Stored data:
-.-.-
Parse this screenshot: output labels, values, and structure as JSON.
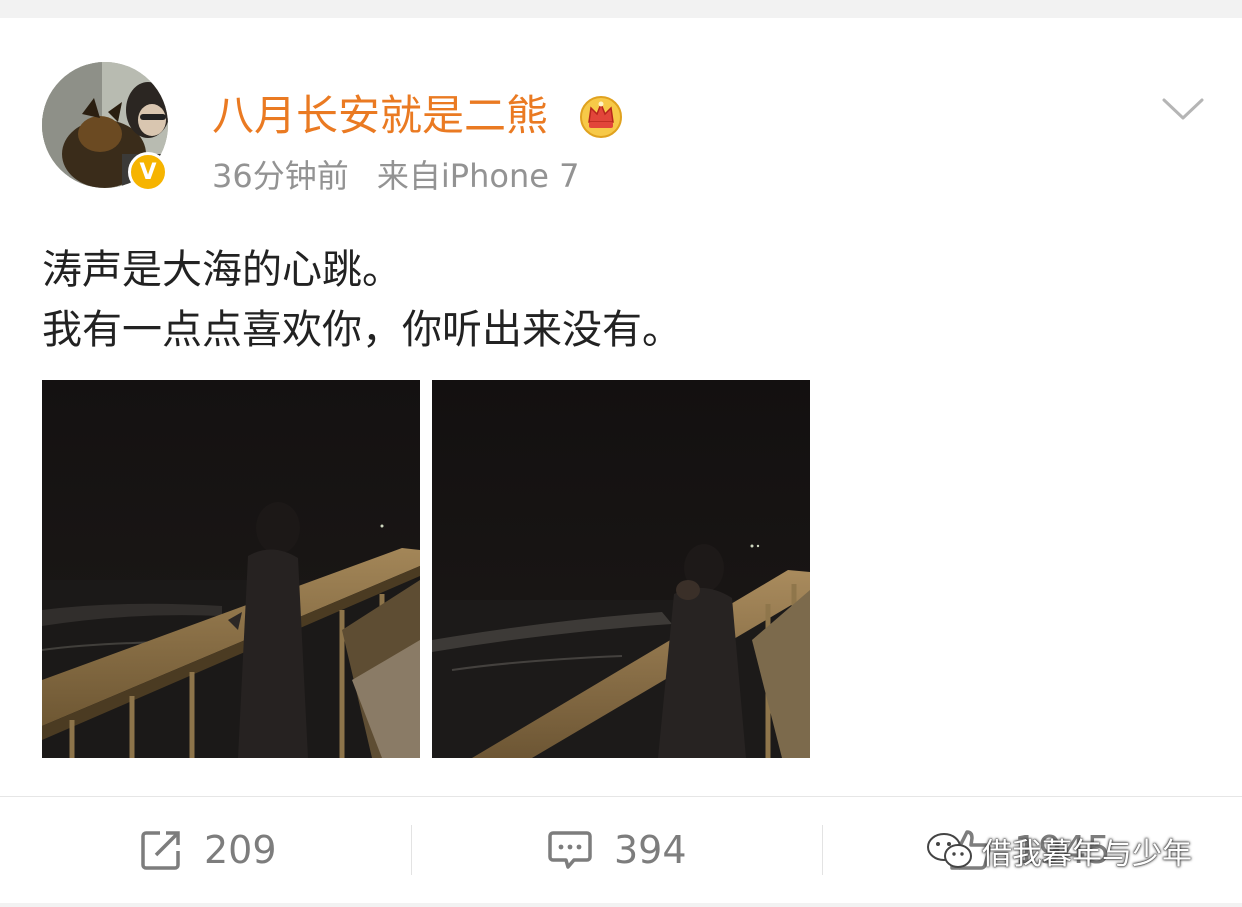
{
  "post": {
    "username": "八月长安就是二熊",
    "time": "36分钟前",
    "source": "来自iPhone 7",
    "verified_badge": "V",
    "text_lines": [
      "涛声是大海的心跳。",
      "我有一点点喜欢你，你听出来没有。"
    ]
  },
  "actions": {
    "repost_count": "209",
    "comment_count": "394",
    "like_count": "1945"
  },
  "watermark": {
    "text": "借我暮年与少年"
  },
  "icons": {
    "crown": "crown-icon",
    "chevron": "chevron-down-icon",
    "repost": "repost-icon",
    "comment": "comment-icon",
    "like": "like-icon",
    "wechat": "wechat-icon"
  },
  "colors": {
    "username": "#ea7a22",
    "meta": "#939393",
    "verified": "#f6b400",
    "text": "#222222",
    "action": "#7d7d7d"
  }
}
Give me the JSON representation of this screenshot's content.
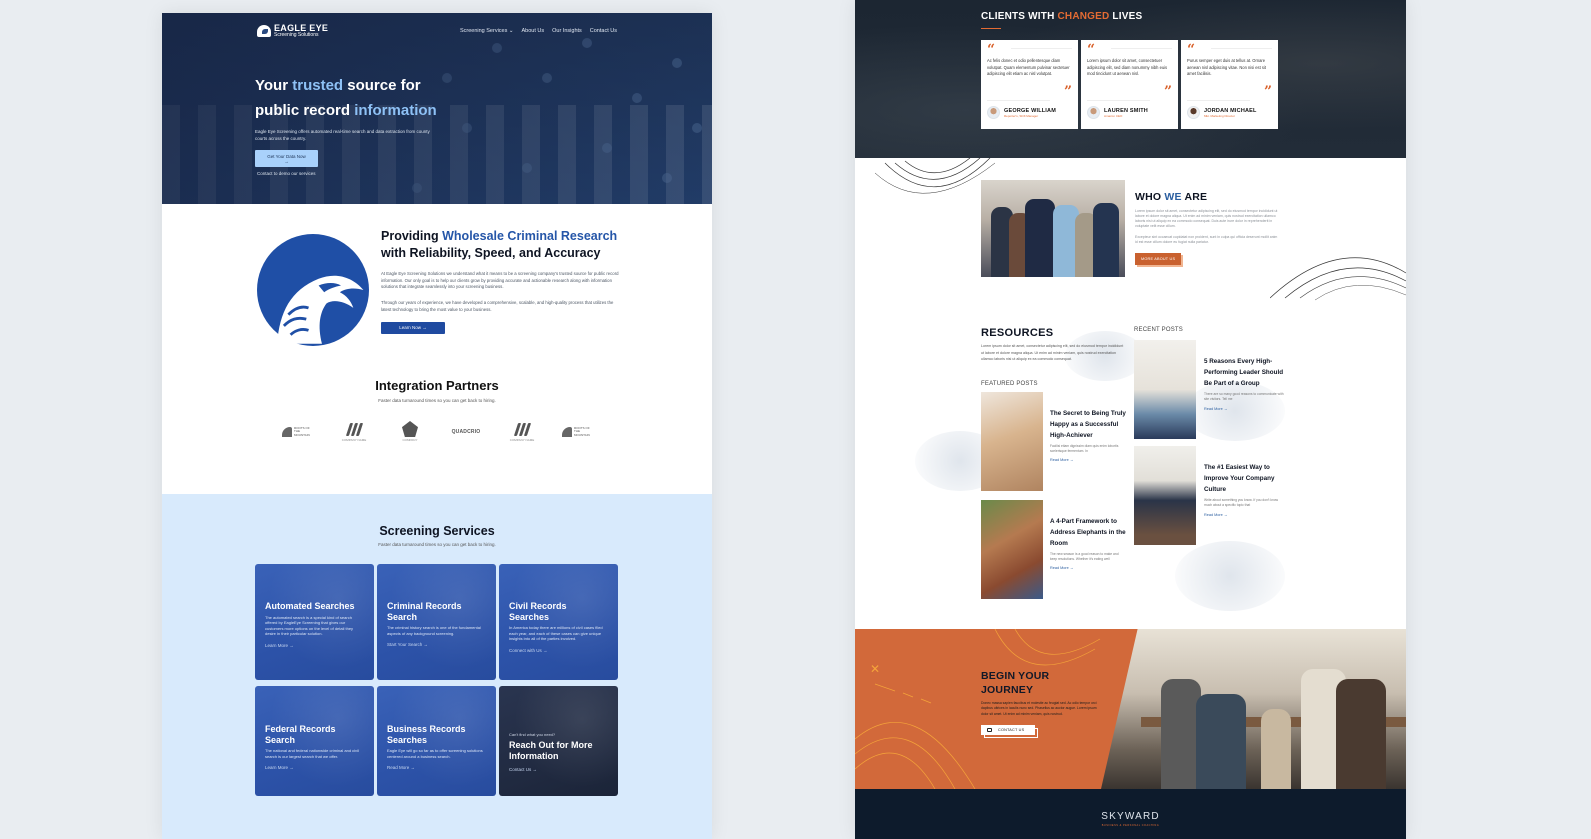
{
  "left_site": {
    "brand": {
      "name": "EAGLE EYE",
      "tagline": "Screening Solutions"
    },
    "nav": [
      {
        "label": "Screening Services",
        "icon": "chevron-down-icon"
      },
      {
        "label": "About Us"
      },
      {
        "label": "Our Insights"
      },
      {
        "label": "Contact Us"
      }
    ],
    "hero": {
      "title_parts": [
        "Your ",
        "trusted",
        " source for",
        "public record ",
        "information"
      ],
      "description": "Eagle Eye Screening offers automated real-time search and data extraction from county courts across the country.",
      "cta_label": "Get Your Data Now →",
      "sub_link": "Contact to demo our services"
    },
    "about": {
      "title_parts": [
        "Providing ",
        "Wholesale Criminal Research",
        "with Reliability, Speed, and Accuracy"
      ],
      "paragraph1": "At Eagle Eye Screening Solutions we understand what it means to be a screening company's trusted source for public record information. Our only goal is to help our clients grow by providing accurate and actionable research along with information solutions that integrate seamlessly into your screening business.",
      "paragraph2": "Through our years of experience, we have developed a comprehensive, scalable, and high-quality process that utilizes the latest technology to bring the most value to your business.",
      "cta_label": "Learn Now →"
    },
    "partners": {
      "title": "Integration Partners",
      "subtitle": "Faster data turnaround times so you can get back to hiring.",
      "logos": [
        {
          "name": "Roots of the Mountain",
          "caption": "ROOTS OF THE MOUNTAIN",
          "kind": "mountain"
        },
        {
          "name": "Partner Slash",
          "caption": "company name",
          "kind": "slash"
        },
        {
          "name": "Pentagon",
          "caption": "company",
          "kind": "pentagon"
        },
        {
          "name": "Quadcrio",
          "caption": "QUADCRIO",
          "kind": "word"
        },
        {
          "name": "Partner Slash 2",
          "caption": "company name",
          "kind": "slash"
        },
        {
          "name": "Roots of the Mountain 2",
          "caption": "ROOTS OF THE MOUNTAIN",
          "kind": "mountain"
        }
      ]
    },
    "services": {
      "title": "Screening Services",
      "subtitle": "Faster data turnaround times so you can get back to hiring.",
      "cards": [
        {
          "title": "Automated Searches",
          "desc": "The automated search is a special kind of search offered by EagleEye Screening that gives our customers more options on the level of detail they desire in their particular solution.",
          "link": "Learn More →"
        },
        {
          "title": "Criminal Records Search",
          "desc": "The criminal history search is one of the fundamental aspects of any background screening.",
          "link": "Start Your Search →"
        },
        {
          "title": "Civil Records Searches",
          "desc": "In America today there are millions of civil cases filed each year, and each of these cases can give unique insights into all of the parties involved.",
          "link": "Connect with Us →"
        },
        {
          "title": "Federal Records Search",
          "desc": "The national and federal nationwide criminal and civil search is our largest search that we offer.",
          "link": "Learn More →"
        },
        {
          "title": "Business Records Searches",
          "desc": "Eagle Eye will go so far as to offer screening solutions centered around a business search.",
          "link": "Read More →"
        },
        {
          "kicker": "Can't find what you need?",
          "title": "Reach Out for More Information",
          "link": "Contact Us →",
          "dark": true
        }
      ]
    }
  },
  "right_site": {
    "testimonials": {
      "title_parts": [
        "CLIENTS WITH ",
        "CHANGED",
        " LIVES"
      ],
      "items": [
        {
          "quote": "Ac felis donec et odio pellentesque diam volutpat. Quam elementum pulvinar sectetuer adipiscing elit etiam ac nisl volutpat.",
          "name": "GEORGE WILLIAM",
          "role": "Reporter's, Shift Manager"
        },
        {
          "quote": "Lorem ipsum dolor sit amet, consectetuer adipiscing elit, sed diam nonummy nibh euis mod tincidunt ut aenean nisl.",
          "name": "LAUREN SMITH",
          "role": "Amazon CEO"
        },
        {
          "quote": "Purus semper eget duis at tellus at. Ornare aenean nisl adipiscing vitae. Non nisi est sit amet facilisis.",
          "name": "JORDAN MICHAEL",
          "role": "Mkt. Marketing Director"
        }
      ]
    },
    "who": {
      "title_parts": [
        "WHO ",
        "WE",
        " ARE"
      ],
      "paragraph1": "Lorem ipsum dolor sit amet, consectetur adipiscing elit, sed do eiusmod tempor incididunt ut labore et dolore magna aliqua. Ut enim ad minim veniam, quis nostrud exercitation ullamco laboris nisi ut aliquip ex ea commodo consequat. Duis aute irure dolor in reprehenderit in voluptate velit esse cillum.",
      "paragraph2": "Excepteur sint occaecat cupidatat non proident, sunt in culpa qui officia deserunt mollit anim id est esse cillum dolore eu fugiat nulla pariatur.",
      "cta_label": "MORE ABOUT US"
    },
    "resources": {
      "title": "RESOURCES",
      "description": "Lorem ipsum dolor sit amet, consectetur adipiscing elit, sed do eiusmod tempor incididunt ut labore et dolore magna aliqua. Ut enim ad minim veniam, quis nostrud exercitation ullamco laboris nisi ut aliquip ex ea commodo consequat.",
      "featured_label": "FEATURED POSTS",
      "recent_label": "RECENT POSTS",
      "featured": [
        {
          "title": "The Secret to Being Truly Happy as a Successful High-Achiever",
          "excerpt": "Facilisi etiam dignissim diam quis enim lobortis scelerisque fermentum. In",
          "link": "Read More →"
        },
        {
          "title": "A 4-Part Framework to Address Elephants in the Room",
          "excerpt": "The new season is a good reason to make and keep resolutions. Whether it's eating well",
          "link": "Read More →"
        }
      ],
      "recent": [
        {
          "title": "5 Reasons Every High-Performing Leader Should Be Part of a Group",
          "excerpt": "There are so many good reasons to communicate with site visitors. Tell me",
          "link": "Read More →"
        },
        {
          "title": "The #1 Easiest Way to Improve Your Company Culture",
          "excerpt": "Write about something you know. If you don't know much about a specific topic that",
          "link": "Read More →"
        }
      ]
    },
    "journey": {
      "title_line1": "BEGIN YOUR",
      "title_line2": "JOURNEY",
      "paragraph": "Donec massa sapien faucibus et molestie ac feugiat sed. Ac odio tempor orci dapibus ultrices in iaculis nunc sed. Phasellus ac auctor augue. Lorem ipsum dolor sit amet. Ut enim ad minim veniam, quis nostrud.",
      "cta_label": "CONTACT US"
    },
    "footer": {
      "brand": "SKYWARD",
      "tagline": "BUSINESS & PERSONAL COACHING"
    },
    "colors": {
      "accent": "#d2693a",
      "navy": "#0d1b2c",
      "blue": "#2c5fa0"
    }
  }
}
-.-.-
◆ **The exercise**
Write out the full set of lines verbatim, without the pictures.

◆ **Answer**
Parse this screenshot: output labels, values, and structure as JSON.
{
  "post": {
    "username": "八月长安就是二熊",
    "time": "36分钟前",
    "source": "来自iPhone 7",
    "verified_badge": "V",
    "text_lines": [
      "涛声是大海的心跳。",
      "我有一点点喜欢你，你听出来没有。"
    ]
  },
  "actions": {
    "repost_count": "209",
    "comment_count": "394",
    "like_count": "1945"
  },
  "watermark": {
    "text": "借我暮年与少年"
  },
  "icons": {
    "crown": "crown-icon",
    "chevron": "chevron-down-icon",
    "repost": "repost-icon",
    "comment": "comment-icon",
    "like": "like-icon",
    "wechat": "wechat-icon"
  },
  "colors": {
    "username": "#ea7a22",
    "meta": "#939393",
    "verified": "#f6b400",
    "text": "#222222",
    "action": "#7d7d7d"
  }
}
Give me the JSON representation of this screenshot's content.
{
  "left_site": {
    "brand": {
      "name": "EAGLE EYE",
      "tagline": "Screening Solutions"
    },
    "nav": [
      {
        "label": "Screening Services",
        "icon": "chevron-down-icon"
      },
      {
        "label": "About Us"
      },
      {
        "label": "Our Insights"
      },
      {
        "label": "Contact Us"
      }
    ],
    "hero": {
      "title_parts": [
        "Your ",
        "trusted",
        " source for",
        "public record ",
        "information"
      ],
      "description": "Eagle Eye Screening offers automated real-time search and data extraction from county courts across the country.",
      "cta_label": "Get Your Data Now →",
      "sub_link": "Contact to demo our services"
    },
    "about": {
      "title_parts": [
        "Providing ",
        "Wholesale Criminal Research",
        "with Reliability, Speed, and Accuracy"
      ],
      "paragraph1": "At Eagle Eye Screening Solutions we understand what it means to be a screening company's trusted source for public record information. Our only goal is to help our clients grow by providing accurate and actionable research along with information solutions that integrate seamlessly into your screening business.",
      "paragraph2": "Through our years of experience, we have developed a comprehensive, scalable, and high-quality process that utilizes the latest technology to bring the most value to your business.",
      "cta_label": "Learn Now →"
    },
    "partners": {
      "title": "Integration Partners",
      "subtitle": "Faster data turnaround times so you can get back to hiring.",
      "logos": [
        {
          "name": "Roots of the Mountain",
          "caption": "ROOTS OF THE MOUNTAIN",
          "kind": "mountain"
        },
        {
          "name": "Partner Slash",
          "caption": "company name",
          "kind": "slash"
        },
        {
          "name": "Pentagon",
          "caption": "company",
          "kind": "pentagon"
        },
        {
          "name": "Quadcrio",
          "caption": "QUADCRIO",
          "kind": "word"
        },
        {
          "name": "Partner Slash 2",
          "caption": "company name",
          "kind": "slash"
        },
        {
          "name": "Roots of the Mountain 2",
          "caption": "ROOTS OF THE MOUNTAIN",
          "kind": "mountain"
        }
      ]
    },
    "services": {
      "title": "Screening Services",
      "subtitle": "Faster data turnaround times so you can get back to hiring.",
      "cards": [
        {
          "title": "Automated Searches",
          "desc": "The automated search is a special kind of search offered by EagleEye Screening that gives our customers more options on the level of detail they desire in their particular solution.",
          "link": "Learn More →"
        },
        {
          "title": "Criminal Records Search",
          "desc": "The criminal history search is one of the fundamental aspects of any background screening.",
          "link": "Start Your Search →"
        },
        {
          "title": "Civil Records Searches",
          "desc": "In America today there are millions of civil cases filed each year, and each of these cases can give unique insights into all of the parties involved.",
          "link": "Connect with Us →"
        },
        {
          "title": "Federal Records Search",
          "desc": "The national and federal nationwide criminal and civil search is our largest search that we offer.",
          "link": "Learn More →"
        },
        {
          "title": "Business Records Searches",
          "desc": "Eagle Eye will go so far as to offer screening solutions centered around a business search.",
          "link": "Read More →"
        },
        {
          "kicker": "Can't find what you need?",
          "title": "Reach Out for More Information",
          "link": "Contact Us →",
          "dark": true
        }
      ]
    }
  },
  "right_site": {
    "testimonials": {
      "title_parts": [
        "CLIENTS WITH ",
        "CHANGED",
        " LIVES"
      ],
      "items": [
        {
          "quote": "Ac felis donec et odio pellentesque diam volutpat. Quam elementum pulvinar sectetuer adipiscing elit etiam ac nisl volutpat.",
          "name": "GEORGE WILLIAM",
          "role": "Reporter's, Shift Manager"
        },
        {
          "quote": "Lorem ipsum dolor sit amet, consectetuer adipiscing elit, sed diam nonummy nibh euis mod tincidunt ut aenean nisl.",
          "name": "LAUREN SMITH",
          "role": "Amazon CEO"
        },
        {
          "quote": "Purus semper eget duis at tellus at. Ornare aenean nisl adipiscing vitae. Non nisi est sit amet facilisis.",
          "name": "JORDAN MICHAEL",
          "role": "Mkt. Marketing Director"
        }
      ]
    },
    "who": {
      "title_parts": [
        "WHO ",
        "WE",
        " ARE"
      ],
      "paragraph1": "Lorem ipsum dolor sit amet, consectetur adipiscing elit, sed do eiusmod tempor incididunt ut labore et dolore magna aliqua. Ut enim ad minim veniam, quis nostrud exercitation ullamco laboris nisi ut aliquip ex ea commodo consequat. Duis aute irure dolor in reprehenderit in voluptate velit esse cillum.",
      "paragraph2": "Excepteur sint occaecat cupidatat non proident, sunt in culpa qui officia deserunt mollit anim id est esse cillum dolore eu fugiat nulla pariatur.",
      "cta_label": "MORE ABOUT US"
    },
    "resources": {
      "title": "RESOURCES",
      "description": "Lorem ipsum dolor sit amet, consectetur adipiscing elit, sed do eiusmod tempor incididunt ut labore et dolore magna aliqua. Ut enim ad minim veniam, quis nostrud exercitation ullamco laboris nisi ut aliquip ex ea commodo consequat.",
      "featured_label": "FEATURED POSTS",
      "recent_label": "RECENT POSTS",
      "featured": [
        {
          "title": "The Secret to Being Truly Happy as a Successful High-Achiever",
          "excerpt": "Facilisi etiam dignissim diam quis enim lobortis scelerisque fermentum. In",
          "link": "Read More →"
        },
        {
          "title": "A 4-Part Framework to Address Elephants in the Room",
          "excerpt": "The new season is a good reason to make and keep resolutions. Whether it's eating well",
          "link": "Read More →"
        }
      ],
      "recent": [
        {
          "title": "5 Reasons Every High-Performing Leader Should Be Part of a Group",
          "excerpt": "There are so many good reasons to communicate with site visitors. Tell me",
          "link": "Read More →"
        },
        {
          "title": "The #1 Easiest Way to Improve Your Company Culture",
          "excerpt": "Write about something you know. If you don't know much about a specific topic that",
          "link": "Read More →"
        }
      ]
    },
    "journey": {
      "title_line1": "BEGIN YOUR",
      "title_line2": "JOURNEY",
      "paragraph": "Donec massa sapien faucibus et molestie ac feugiat sed. Ac odio tempor orci dapibus ultrices in iaculis nunc sed. Phasellus ac auctor augue. Lorem ipsum dolor sit amet. Ut enim ad minim veniam, quis nostrud.",
      "cta_label": "CONTACT US"
    },
    "footer": {
      "brand": "SKYWARD",
      "tagline": "BUSINESS & PERSONAL COACHING"
    },
    "colors": {
      "accent": "#d2693a",
      "navy": "#0d1b2c",
      "blue": "#2c5fa0"
    }
  }
}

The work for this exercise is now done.